• [What the task asks] State how many lines of the listing below include the word "label". Give only the number.

---

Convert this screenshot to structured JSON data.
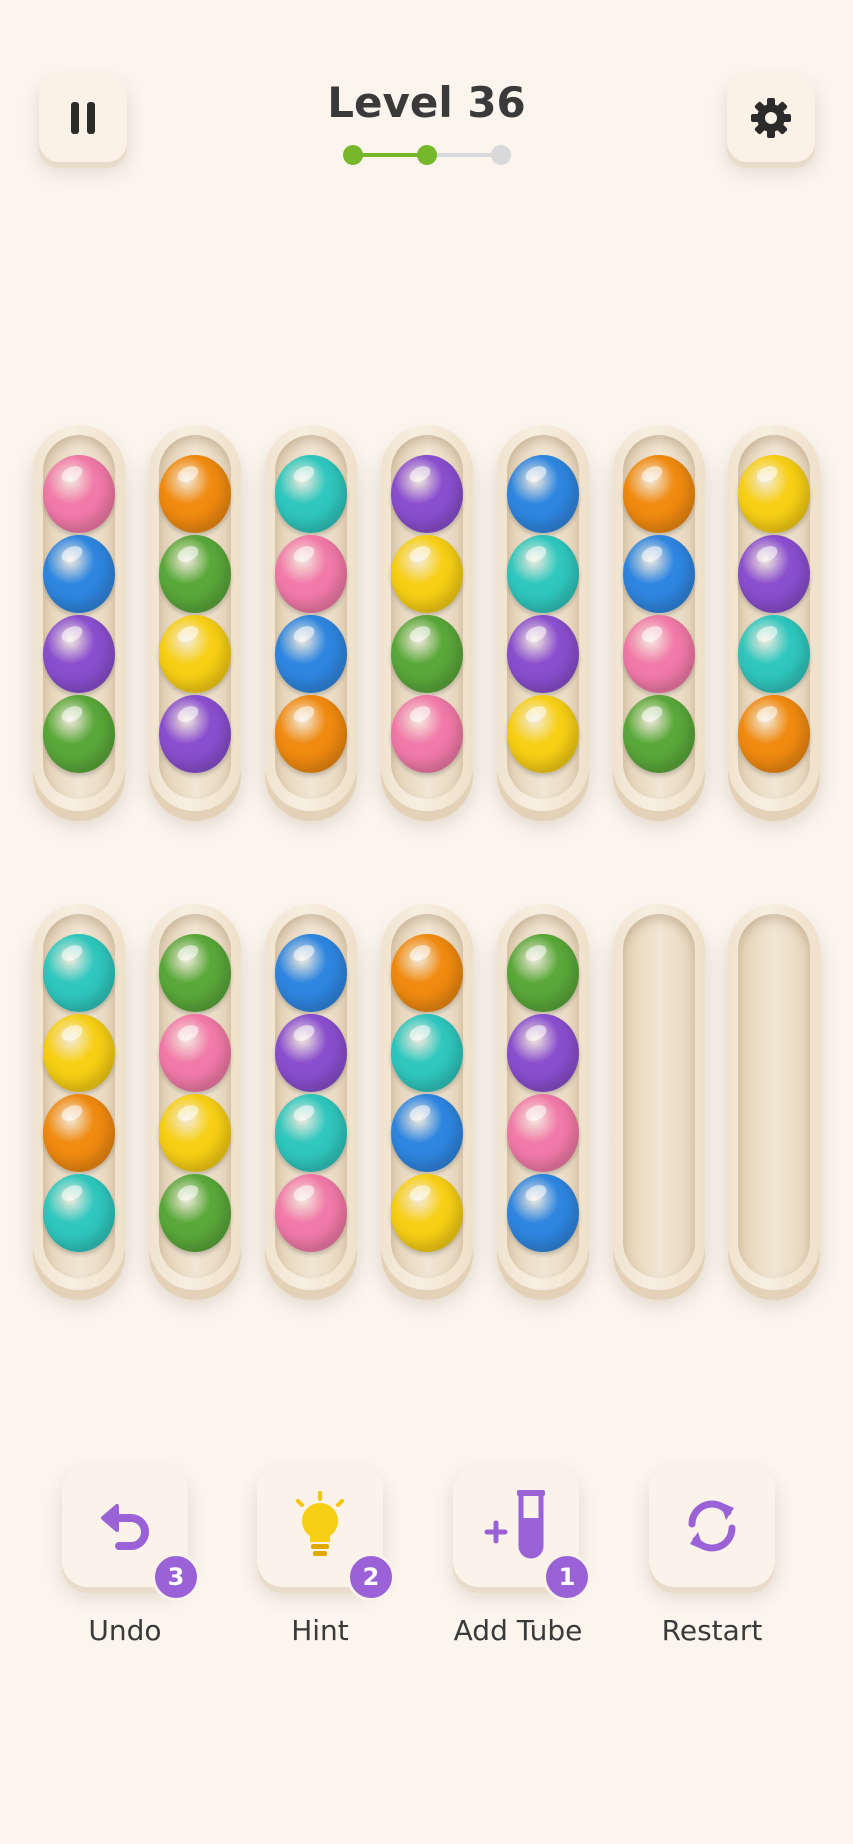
{
  "header": {
    "level_title": "Level 36",
    "progress": {
      "completed_steps": 2,
      "total_steps": 3
    }
  },
  "icons": {
    "pause": "pause-icon",
    "settings": "gear-icon",
    "undo": "undo-icon",
    "hint": "lightbulb-icon",
    "add_tube": "add-tube-icon",
    "restart": "restart-icon"
  },
  "colors": {
    "pink": "#f27aa8",
    "blue": "#2f86e0",
    "purple": "#8a4fcf",
    "green": "#5aa83a",
    "orange": "#f08a10",
    "teal": "#2fc7be",
    "yellow": "#f7cf15",
    "accent": "#9a62d6",
    "progress_done": "#76b82a",
    "progress_todo": "#d9d9d9"
  },
  "tubes": [
    [
      "pink",
      "blue",
      "purple",
      "green"
    ],
    [
      "orange",
      "green",
      "yellow",
      "purple"
    ],
    [
      "teal",
      "pink",
      "blue",
      "orange"
    ],
    [
      "purple",
      "yellow",
      "green",
      "pink"
    ],
    [
      "blue",
      "teal",
      "purple",
      "yellow"
    ],
    [
      "orange",
      "blue",
      "pink",
      "green"
    ],
    [
      "yellow",
      "purple",
      "teal",
      "orange"
    ],
    [
      "teal",
      "yellow",
      "orange",
      "teal"
    ],
    [
      "green",
      "pink",
      "yellow",
      "green"
    ],
    [
      "blue",
      "purple",
      "teal",
      "pink"
    ],
    [
      "orange",
      "teal",
      "blue",
      "yellow"
    ],
    [
      "green",
      "purple",
      "pink",
      "blue"
    ],
    [],
    []
  ],
  "actions": [
    {
      "label": "Undo",
      "count": "3"
    },
    {
      "label": "Hint",
      "count": "2"
    },
    {
      "label": "Add Tube",
      "count": "1"
    },
    {
      "label": "Restart"
    }
  ]
}
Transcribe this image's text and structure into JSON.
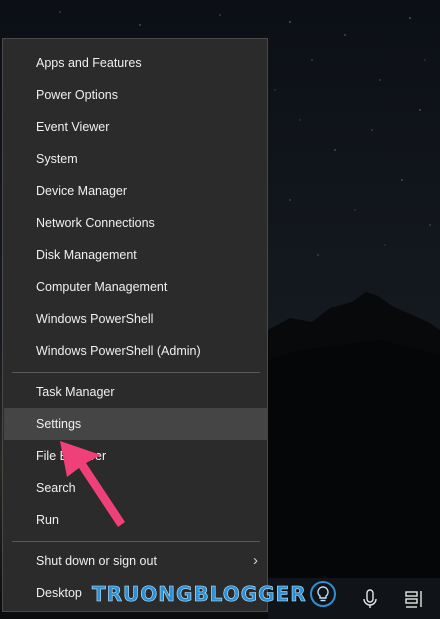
{
  "menu": {
    "groups": [
      [
        "Apps and Features",
        "Power Options",
        "Event Viewer",
        "System",
        "Device Manager",
        "Network Connections",
        "Disk Management",
        "Computer Management",
        "Windows PowerShell",
        "Windows PowerShell (Admin)"
      ],
      [
        "Task Manager",
        "Settings",
        "File Explorer",
        "Search",
        "Run"
      ],
      [
        "Shut down or sign out",
        "Desktop"
      ]
    ],
    "selected_item": "Settings",
    "submenu_indicator": "›"
  },
  "watermark": {
    "text": "TRUONGBLOGGER",
    "color": "#2f8fd0"
  },
  "taskbar": {
    "icons": [
      "microphone-icon",
      "notifications-icon"
    ]
  },
  "annotation": {
    "arrow_color": "#f0407a"
  },
  "colors": {
    "menu_bg": "#2b2b2b",
    "menu_text": "#f0f0f0",
    "selected_bg": "#454545"
  }
}
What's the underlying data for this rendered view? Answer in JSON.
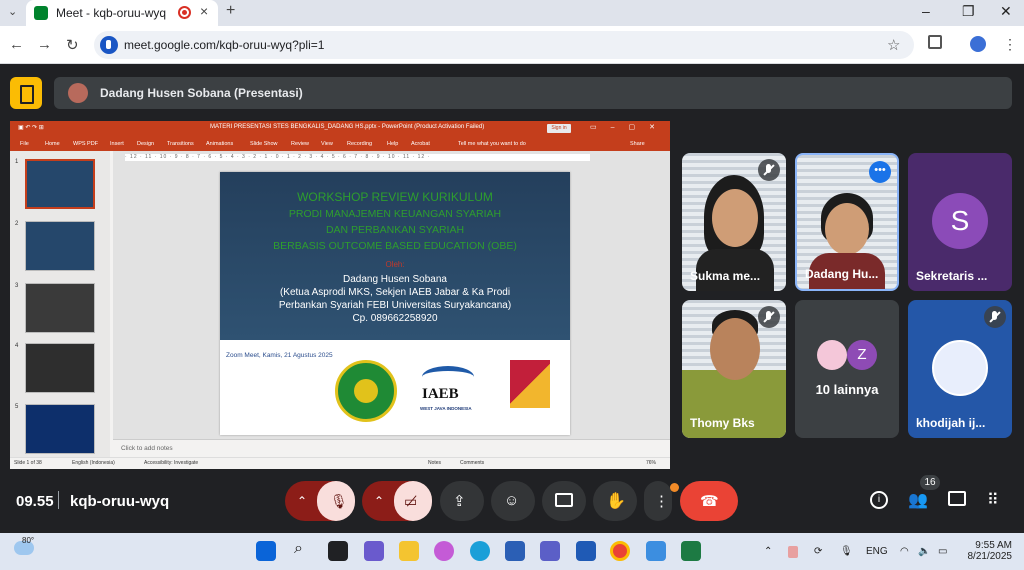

---

• [Response below] 4